* _DATA SHOWN_:
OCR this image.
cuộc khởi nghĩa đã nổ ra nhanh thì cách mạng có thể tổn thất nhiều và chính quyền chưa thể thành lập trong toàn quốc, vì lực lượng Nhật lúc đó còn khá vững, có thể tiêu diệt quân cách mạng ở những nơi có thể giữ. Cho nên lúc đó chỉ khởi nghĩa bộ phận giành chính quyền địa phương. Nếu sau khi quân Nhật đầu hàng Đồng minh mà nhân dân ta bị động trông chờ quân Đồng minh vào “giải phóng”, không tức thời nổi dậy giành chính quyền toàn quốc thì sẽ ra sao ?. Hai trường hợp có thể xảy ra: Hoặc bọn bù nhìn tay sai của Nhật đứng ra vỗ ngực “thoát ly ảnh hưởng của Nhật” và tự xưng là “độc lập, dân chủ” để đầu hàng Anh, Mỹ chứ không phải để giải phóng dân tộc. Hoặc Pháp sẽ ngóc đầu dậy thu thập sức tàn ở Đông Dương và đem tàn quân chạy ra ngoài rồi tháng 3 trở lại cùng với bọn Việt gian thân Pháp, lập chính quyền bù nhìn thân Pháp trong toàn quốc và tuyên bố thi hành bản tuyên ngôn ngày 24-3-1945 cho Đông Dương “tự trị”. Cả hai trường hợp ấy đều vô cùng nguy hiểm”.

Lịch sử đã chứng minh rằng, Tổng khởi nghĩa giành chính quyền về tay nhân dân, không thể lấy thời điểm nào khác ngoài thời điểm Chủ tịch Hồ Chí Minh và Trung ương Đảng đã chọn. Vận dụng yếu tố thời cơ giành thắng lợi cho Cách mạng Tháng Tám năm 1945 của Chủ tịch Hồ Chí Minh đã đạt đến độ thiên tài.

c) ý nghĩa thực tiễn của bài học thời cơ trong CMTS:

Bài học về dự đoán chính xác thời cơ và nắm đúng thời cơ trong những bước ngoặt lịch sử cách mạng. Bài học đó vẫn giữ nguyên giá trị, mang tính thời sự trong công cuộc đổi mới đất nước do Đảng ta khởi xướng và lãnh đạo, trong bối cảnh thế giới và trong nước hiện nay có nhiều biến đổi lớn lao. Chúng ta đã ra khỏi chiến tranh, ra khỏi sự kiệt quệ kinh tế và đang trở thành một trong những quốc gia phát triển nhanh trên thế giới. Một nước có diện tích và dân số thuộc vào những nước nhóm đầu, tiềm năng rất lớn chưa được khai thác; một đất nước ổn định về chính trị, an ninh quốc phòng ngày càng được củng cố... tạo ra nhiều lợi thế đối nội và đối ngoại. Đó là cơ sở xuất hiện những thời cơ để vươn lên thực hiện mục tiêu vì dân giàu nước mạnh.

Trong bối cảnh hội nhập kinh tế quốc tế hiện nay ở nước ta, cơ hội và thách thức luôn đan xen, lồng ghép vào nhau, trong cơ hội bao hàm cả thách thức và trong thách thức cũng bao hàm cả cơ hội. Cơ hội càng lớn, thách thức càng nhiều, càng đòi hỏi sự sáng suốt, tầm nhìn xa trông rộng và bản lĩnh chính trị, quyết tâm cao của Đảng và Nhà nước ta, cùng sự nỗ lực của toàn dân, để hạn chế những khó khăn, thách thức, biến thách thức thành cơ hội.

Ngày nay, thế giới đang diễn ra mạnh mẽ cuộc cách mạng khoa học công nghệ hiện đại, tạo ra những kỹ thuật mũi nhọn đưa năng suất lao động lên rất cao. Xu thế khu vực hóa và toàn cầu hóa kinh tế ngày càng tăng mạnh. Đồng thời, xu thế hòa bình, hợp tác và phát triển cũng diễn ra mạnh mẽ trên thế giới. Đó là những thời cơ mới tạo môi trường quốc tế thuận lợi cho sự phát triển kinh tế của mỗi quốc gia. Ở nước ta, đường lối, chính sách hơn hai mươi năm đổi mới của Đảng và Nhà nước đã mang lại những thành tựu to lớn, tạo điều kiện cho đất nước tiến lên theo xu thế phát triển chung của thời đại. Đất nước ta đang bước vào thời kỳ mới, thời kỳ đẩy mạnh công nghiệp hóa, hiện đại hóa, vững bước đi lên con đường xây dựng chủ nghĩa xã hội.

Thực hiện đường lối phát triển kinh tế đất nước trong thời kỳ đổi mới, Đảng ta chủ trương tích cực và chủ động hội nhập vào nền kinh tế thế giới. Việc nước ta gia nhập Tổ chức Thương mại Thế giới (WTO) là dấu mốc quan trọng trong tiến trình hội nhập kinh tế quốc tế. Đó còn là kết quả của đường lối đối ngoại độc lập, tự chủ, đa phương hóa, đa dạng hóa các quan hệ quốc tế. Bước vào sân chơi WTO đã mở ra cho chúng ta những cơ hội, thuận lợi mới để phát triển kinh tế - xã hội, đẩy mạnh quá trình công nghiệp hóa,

* _INSTRUCTIONS TO FOLLOW_:
Your task is to print the whole listing again exactly.

* _COMPLETED EXERCISE_:
OCR this image.
cuộc khởi nghĩa đã nổ ra nhanh thì cách mạng có thể tổn thất nhiều và chính quyền chưa thể thành lập trong toàn quốc, vì lực lượng Nhật lúc đó còn khá vững, có thể tiêu diệt quân cách mạng ở những nơi có thể giữ. Cho nên lúc đó chỉ khởi nghĩa bộ phận giành chính quyền địa phương. Nếu sau khi quân Nhật đầu hàng Đồng minh mà nhân dân ta bị động trông chờ quân Đồng minh vào “giải phóng”, không tức thời nổi dậy giành chính quyền toàn quốc thì sẽ ra sao ?. Hai trường hợp có thể xảy ra: Hoặc bọn bù nhìn tay sai của Nhật đứng ra vỗ ngực “thoát ly ảnh hưởng của Nhật” và tự xưng là “độc lập, dân chủ” để đầu hàng Anh, Mỹ chứ không phải để giải phóng dân tộc. Hoặc Pháp sẽ ngóc đầu dậy thu thập sức tàn ở Đông Dương và đem tàn quân chạy ra ngoài rồi tháng 3 trở lại cùng với bọn Việt gian thân Pháp, lập chính quyền bù nhìn thân Pháp trong toàn quốc và tuyên bố thi hành bản tuyên ngôn ngày 24-3-1945 cho Đông Dương “tự trị”. Cả hai trường hợp ấy đều vô cùng nguy hiểm”.

Lịch sử đã chứng minh rằng, Tổng khởi nghĩa giành chính quyền về tay nhân dân, không thể lấy thời điểm nào khác ngoài thời điểm Chủ tịch Hồ Chí Minh và Trung ương Đảng đã chọn. Vận dụng yếu tố thời cơ giành thắng lợi cho Cách mạng Tháng Tám năm 1945 của Chủ tịch Hồ Chí Minh đã đạt đến độ thiên tài.

c) ý nghĩa thực tiễn của bài học thời cơ trong CMTS:

Bài học về dự đoán chính xác thời cơ và nắm đúng thời cơ trong những bước ngoặt lịch sử cách mạng. Bài học đó vẫn giữ nguyên giá trị, mang tính thời sự trong công cuộc đổi mới đất nước do Đảng ta khởi xướng và lãnh đạo, trong bối cảnh thế giới và trong nước hiện nay có nhiều biến đổi lớn lao. Chúng ta đã ra khỏi chiến tranh, ra khỏi sự kiệt quệ kinh tế và đang trở thành một trong những quốc gia phát triển nhanh trên thế giới. Một nước có diện tích và dân số thuộc vào những nước nhóm đầu, tiềm năng rất lớn chưa được khai thác; một đất nước ổn định về chính trị, an ninh quốc phòng ngày càng được củng cố... tạo ra nhiều lợi thế đối nội và đối ngoại. Đó là cơ sở xuất hiện những thời cơ để vươn lên thực hiện mục tiêu vì dân giàu nước mạnh.

Trong bối cảnh hội nhập kinh tế quốc tế hiện nay ở nước ta, cơ hội và thách thức luôn đan xen, lồng ghép vào nhau, trong cơ hội bao hàm cả thách thức và trong thách thức cũng bao hàm cả cơ hội. Cơ hội càng lớn, thách thức càng nhiều, càng đòi hỏi sự sáng suốt, tầm nhìn xa trông rộng và bản lĩnh chính trị, quyết tâm cao của Đảng và Nhà nước ta, cùng sự nỗ lực của toàn dân, để hạn chế những khó khăn, thách thức, biến thách thức thành cơ hội.

Ngày nay, thế giới đang diễn ra mạnh mẽ cuộc cách mạng khoa học công nghệ hiện đại, tạo ra những kỹ thuật mũi nhọn đưa năng suất lao động lên rất cao. Xu thế khu vực hóa và toàn cầu hóa kinh tế ngày càng tăng mạnh. Đồng thời, xu thế hòa bình, hợp tác và phát triển cũng diễn ra mạnh mẽ trên thế giới. Đó là những thời cơ mới tạo môi trường quốc tế thuận lợi cho sự phát triển kinh tế của mỗi quốc gia. Ở nước ta, đường lối, chính sách hơn hai mươi năm đổi mới của Đảng và Nhà nước đã mang lại những thành tựu to lớn, tạo điều kiện cho đất nước tiến lên theo xu thế phát triển chung của thời đại. Đất nước ta đang bước vào thời kỳ mới, thời kỳ đẩy mạnh công nghiệp hóa, hiện đại hóa, vững bước đi lên con đường xây dựng chủ nghĩa xã hội.

Thực hiện đường lối phát triển kinh tế đất nước trong thời kỳ đổi mới, Đảng ta chủ trương tích cực và chủ động hội nhập vào nền kinh tế thế giới. Việc nước ta gia nhập Tổ chức Thương mại Thế giới (WTO) là dấu mốc quan trọng trong tiến trình hội nhập kinh tế quốc tế. Đó còn là kết quả của đường lối đối ngoại độc lập, tự chủ, đa phương hóa, đa dạng hóa các quan hệ quốc tế. Bước vào sân chơi WTO đã mở ra cho chúng ta những cơ hội, thuận lợi mới để phát triển kinh tế - xã hội, đẩy mạnh quá trình công nghiệp hóa,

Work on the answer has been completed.